▶ _Short task_: Entries follow. Set all of them down as they stand.

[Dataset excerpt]

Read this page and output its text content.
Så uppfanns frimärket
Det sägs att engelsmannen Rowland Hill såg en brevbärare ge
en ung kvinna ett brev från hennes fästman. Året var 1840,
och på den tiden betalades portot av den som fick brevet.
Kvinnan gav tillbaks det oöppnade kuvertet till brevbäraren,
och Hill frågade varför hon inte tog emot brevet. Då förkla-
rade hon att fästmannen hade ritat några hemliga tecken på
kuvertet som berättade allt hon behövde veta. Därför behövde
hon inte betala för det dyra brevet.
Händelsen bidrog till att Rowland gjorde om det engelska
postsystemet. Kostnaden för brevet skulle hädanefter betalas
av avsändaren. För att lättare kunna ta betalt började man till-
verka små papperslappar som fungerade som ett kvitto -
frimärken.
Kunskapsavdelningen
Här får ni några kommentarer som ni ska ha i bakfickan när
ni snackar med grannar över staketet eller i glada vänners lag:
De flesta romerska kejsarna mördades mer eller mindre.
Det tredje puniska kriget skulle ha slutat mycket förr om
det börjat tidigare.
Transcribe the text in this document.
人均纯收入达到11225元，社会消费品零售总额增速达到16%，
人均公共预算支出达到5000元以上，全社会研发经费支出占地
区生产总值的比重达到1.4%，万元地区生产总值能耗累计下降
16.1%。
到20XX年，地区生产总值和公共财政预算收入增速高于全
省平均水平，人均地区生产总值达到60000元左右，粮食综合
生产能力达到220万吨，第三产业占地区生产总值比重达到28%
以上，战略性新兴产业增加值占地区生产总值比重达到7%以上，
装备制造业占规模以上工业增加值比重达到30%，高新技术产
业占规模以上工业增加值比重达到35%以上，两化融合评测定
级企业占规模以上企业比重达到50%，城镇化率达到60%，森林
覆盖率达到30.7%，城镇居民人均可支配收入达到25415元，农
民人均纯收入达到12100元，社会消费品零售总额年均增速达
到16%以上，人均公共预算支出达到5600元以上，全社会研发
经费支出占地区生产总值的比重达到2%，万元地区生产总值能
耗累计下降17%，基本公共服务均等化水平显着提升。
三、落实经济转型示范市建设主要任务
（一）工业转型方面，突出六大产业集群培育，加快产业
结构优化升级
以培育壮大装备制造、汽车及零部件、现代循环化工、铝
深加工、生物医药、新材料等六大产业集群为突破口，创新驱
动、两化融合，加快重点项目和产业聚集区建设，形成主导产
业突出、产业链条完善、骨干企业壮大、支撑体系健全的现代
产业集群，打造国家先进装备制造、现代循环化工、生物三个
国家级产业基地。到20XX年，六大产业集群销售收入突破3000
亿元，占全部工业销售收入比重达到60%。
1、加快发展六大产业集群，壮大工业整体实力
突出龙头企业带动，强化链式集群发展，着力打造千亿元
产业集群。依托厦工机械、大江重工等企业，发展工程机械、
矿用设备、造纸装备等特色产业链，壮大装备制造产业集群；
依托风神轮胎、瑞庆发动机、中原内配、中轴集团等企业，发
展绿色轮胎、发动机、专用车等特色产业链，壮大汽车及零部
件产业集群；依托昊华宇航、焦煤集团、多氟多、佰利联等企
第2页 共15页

▶ _In response_:
Read this page and output its text content.
Så uppfanns frimärket
Det sägs att engelsmannen Rowland Hill såg en brevbärare ge
en ung kvinna ett brev från hennes fästman. Året var 1840,
och på den tiden betalades portot av den som fick brevet.
Kvinnan gav tillbaks det oöppnade kuvertet till brevbäraren,
och Hill frågade varför hon inte tog emot brevet. Då förkla-
rade hon att fästmannen hade ritat några hemliga tecken på
kuvertet som berättade allt hon behövde veta. Därför behövde
hon inte betala för det dyra brevet.
Händelsen bidrog till att Rowland gjorde om det engelska
postsystemet. Kostnaden för brevet skulle hädanefter betalas
av avsändaren. För att lättare kunna ta betalt började man till-
verka små papperslappar som fungerade som ett kvitto -
frimärken.
Kunskapsavdelningen
Här får ni några kommentarer som ni ska ha i bakfickan när
ni snackar med grannar över staketet eller i glada vänners lag:
De flesta romerska kejsarna mördades mer eller mindre.
Det tredje puniska kriget skulle ha slutat mycket förr om
det börjat tidigare.
Transcribe the text in this document.
人均纯收入达到11225元，社会消费品零售总额增速达到16%，
人均公共预算支出达到5000元以上，全社会研发经费支出占地
区生产总值的比重达到1.4%，万元地区生产总值能耗累计下降
16.1%。
到20XX年，地区生产总值和公共财政预算收入增速高于全
省平均水平，人均地区生产总值达到60000元左右，粮食综合
生产能力达到220万吨，第三产业占地区生产总值比重达到28%
以上，战略性新兴产业增加值占地区生产总值比重达到7%以上，
装备制造业占规模以上工业增加值比重达到30%，高新技术产
业占规模以上工业增加值比重达到35%以上，两化融合评测定
级企业占规模以上企业比重达到50%，城镇化率达到60%，森林
覆盖率达到30.7%，城镇居民人均可支配收入达到25415元，农
民人均纯收入达到12100元，社会消费品零售总额年均增速达
到16%以上，人均公共预算支出达到5600元以上，全社会研发
经费支出占地区生产总值的比重达到2%，万元地区生产总值能
耗累计下降17%，基本公共服务均等化水平显着提升。
三、落实经济转型示范市建设主要任务
（一）工业转型方面，突出六大产业集群培育，加快产业
结构优化升级
以培育壮大装备制造、汽车及零部件、现代循环化工、铝
深加工、生物医药、新材料等六大产业集群为突破口，创新驱
动、两化融合，加快重点项目和产业聚集区建设，形成主导产
业突出、产业链条完善、骨干企业壮大、支撑体系健全的现代
产业集群，打造国家先进装备制造、现代循环化工、生物三个
国家级产业基地。到20XX年，六大产业集群销售收入突破3000
亿元，占全部工业销售收入比重达到60%。
1、加快发展六大产业集群，壮大工业整体实力
突出龙头企业带动，强化链式集群发展，着力打造千亿元
产业集群。依托厦工机械、大江重工等企业，发展工程机械、
矿用设备、造纸装备等特色产业链，壮大装备制造产业集群；
依托风神轮胎、瑞庆发动机、中原内配、中轴集团等企业，发
展绿色轮胎、发动机、专用车等特色产业链，壮大汽车及零部
件产业集群；依托昊华宇航、焦煤集团、多氟多、佰利联等企
第2页 共15页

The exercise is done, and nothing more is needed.